**STATED GOAL:** Transcribe the records in full, keeping every character as it is.

§

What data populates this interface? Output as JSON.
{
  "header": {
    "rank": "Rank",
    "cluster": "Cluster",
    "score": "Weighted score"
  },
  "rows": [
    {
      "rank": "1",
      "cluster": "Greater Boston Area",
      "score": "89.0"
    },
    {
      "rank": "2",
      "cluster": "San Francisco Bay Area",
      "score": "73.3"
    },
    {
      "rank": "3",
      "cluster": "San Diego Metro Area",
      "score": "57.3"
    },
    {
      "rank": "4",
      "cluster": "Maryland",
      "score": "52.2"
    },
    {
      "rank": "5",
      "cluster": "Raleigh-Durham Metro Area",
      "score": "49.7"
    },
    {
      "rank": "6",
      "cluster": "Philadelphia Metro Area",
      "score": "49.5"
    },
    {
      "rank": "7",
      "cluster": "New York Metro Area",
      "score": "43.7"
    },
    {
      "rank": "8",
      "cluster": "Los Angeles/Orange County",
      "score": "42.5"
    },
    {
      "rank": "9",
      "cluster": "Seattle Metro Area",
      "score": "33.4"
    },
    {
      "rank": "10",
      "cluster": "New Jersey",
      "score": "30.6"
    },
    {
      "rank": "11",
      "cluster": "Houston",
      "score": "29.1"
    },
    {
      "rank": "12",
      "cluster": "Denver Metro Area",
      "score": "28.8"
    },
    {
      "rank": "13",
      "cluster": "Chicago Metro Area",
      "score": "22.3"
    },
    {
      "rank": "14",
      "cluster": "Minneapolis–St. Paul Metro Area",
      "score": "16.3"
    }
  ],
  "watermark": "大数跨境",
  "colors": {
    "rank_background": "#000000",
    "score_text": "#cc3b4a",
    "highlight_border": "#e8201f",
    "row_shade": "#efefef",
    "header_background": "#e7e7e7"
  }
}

§

**THE SOLUTION:**
What data populates this interface? Output as JSON.
{
  "header": {
    "rank": "Rank",
    "cluster": "Cluster",
    "score": "Weighted score"
  },
  "rows": [
    {
      "rank": "1",
      "cluster": "Greater Boston Area",
      "score": "89.0"
    },
    {
      "rank": "2",
      "cluster": "San Francisco Bay Area",
      "score": "73.3"
    },
    {
      "rank": "3",
      "cluster": "San Diego Metro Area",
      "score": "57.3"
    },
    {
      "rank": "4",
      "cluster": "Maryland",
      "score": "52.2"
    },
    {
      "rank": "5",
      "cluster": "Raleigh-Durham Metro Area",
      "score": "49.7"
    },
    {
      "rank": "6",
      "cluster": "Philadelphia Metro Area",
      "score": "49.5"
    },
    {
      "rank": "7",
      "cluster": "New York Metro Area",
      "score": "43.7"
    },
    {
      "rank": "8",
      "cluster": "Los Angeles/Orange County",
      "score": "42.5"
    },
    {
      "rank": "9",
      "cluster": "Seattle Metro Area",
      "score": "33.4"
    },
    {
      "rank": "10",
      "cluster": "New Jersey",
      "score": "30.6"
    },
    {
      "rank": "11",
      "cluster": "Houston",
      "score": "29.1"
    },
    {
      "rank": "12",
      "cluster": "Denver Metro Area",
      "score": "28.8"
    },
    {
      "rank": "13",
      "cluster": "Chicago Metro Area",
      "score": "22.3"
    },
    {
      "rank": "14",
      "cluster": "Minneapolis–St. Paul Metro Area",
      "score": "16.3"
    }
  ],
  "watermark": "大数跨境",
  "colors": {
    "rank_background": "#000000",
    "score_text": "#cc3b4a",
    "highlight_border": "#e8201f",
    "row_shade": "#efefef",
    "header_background": "#e7e7e7"
  }
}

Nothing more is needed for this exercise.